Problem statement: Every line of the data that contains the string "Detailed" must be copied.

Supplied records:
=====

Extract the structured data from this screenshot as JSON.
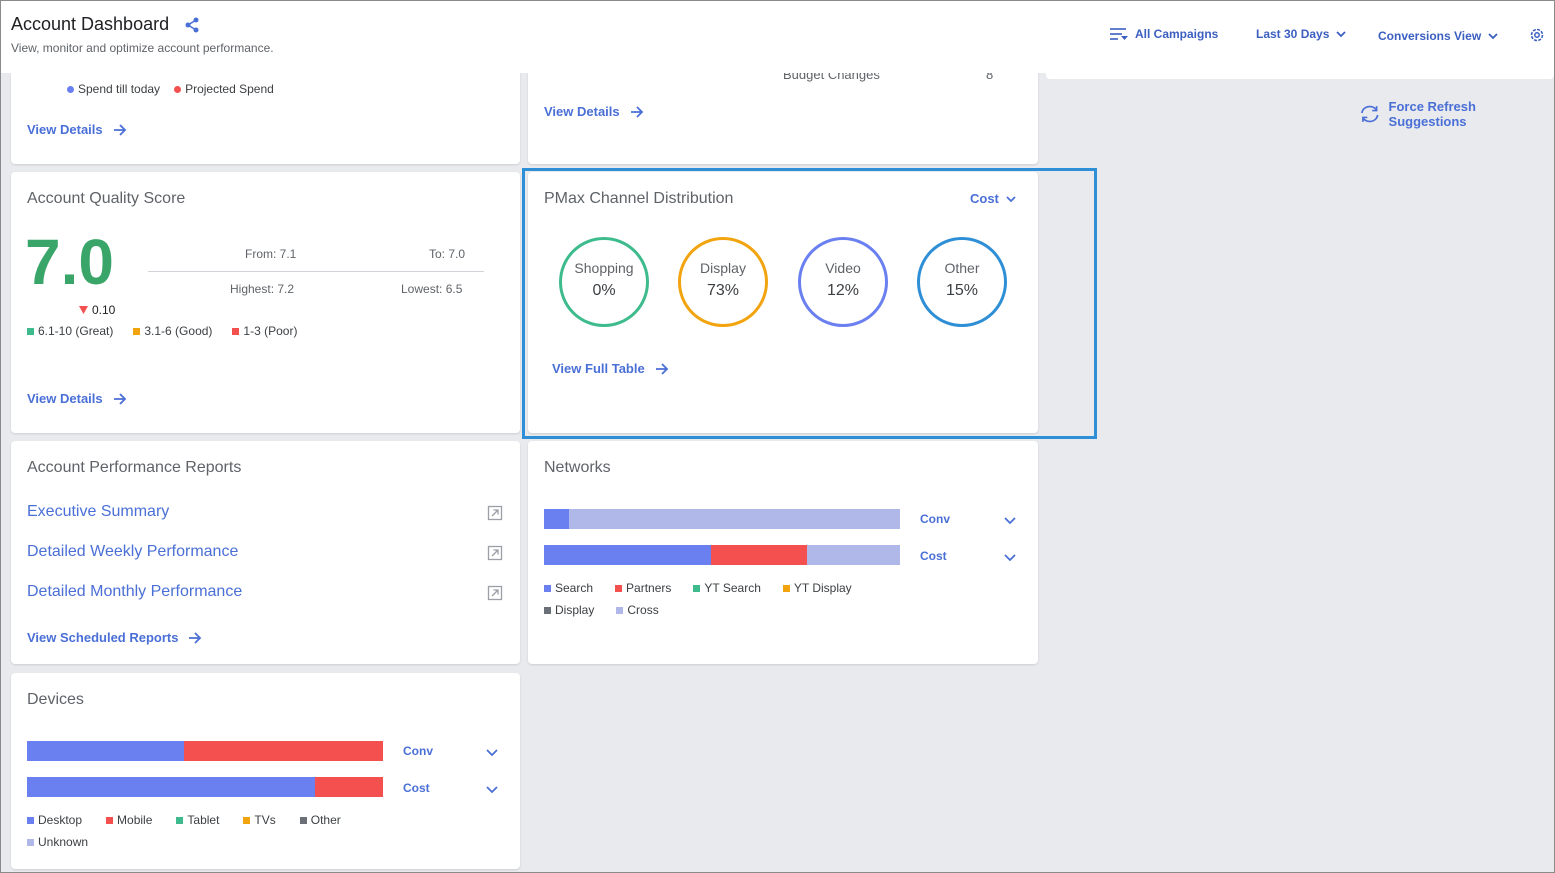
{
  "header": {
    "title": "Account Dashboard",
    "subtitle": "View, monitor and optimize account performance.",
    "campaigns": "All Campaigns",
    "date_range": "Last 30 Days",
    "view": "Conversions View"
  },
  "force_refresh": "Force Refresh Suggestions",
  "spend_card": {
    "legend_spend": "Spend till today",
    "legend_projected": "Projected Spend",
    "link": "View Details"
  },
  "budget_card": {
    "row_label": "Budget Changes",
    "row_value": "8",
    "link": "View Details"
  },
  "quality": {
    "title": "Account Quality Score",
    "score": "7.0",
    "change": "0.10",
    "from": "From: 7.1",
    "to": "To: 7.0",
    "highest": "Highest: 7.2",
    "lowest": "Lowest: 6.5",
    "legend": [
      "6.1-10 (Great)",
      "3.1-6 (Good)",
      "1-3 (Poor)"
    ],
    "link": "View Details"
  },
  "pmax": {
    "title": "PMax Channel Distribution",
    "metric": "Cost",
    "channels": [
      {
        "label": "Shopping",
        "value": "0%"
      },
      {
        "label": "Display",
        "value": "73%"
      },
      {
        "label": "Video",
        "value": "12%"
      },
      {
        "label": "Other",
        "value": "15%"
      }
    ],
    "link": "View Full Table"
  },
  "reports": {
    "title": "Account Performance Reports",
    "items": [
      "Executive Summary",
      "Detailed Weekly Performance",
      "Detailed Monthly Performance"
    ],
    "link": "View Scheduled Reports"
  },
  "networks": {
    "title": "Networks",
    "bars": [
      {
        "label": "Conv",
        "segments": [
          0.07,
          0.93
        ]
      },
      {
        "label": "Cost",
        "segments": [
          0.47,
          0.27,
          0.26
        ]
      }
    ],
    "legend": [
      "Search",
      "Partners",
      "YT Search",
      "YT Display",
      "Display",
      "Cross"
    ]
  },
  "devices": {
    "title": "Devices",
    "bars": [
      {
        "label": "Conv",
        "segments": [
          0.44,
          0.56
        ]
      },
      {
        "label": "Cost",
        "segments": [
          0.81,
          0.19
        ]
      }
    ],
    "legend": [
      "Desktop",
      "Mobile",
      "Tablet",
      "TVs",
      "Other",
      "Unknown"
    ]
  },
  "colors": {
    "blue": "#6a7ff0",
    "red": "#f4504f",
    "green": "#3ebb8c",
    "orange": "#f2a40f",
    "gray": "#6b6f78",
    "lavender": "#b0b8ea",
    "link": "#4a6fd6",
    "highlight": "#2f8fd6",
    "score_green": "#3aa569"
  }
}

=====

Task output:
      "Detailed Weekly Performance",
      "Detailed Monthly Performance"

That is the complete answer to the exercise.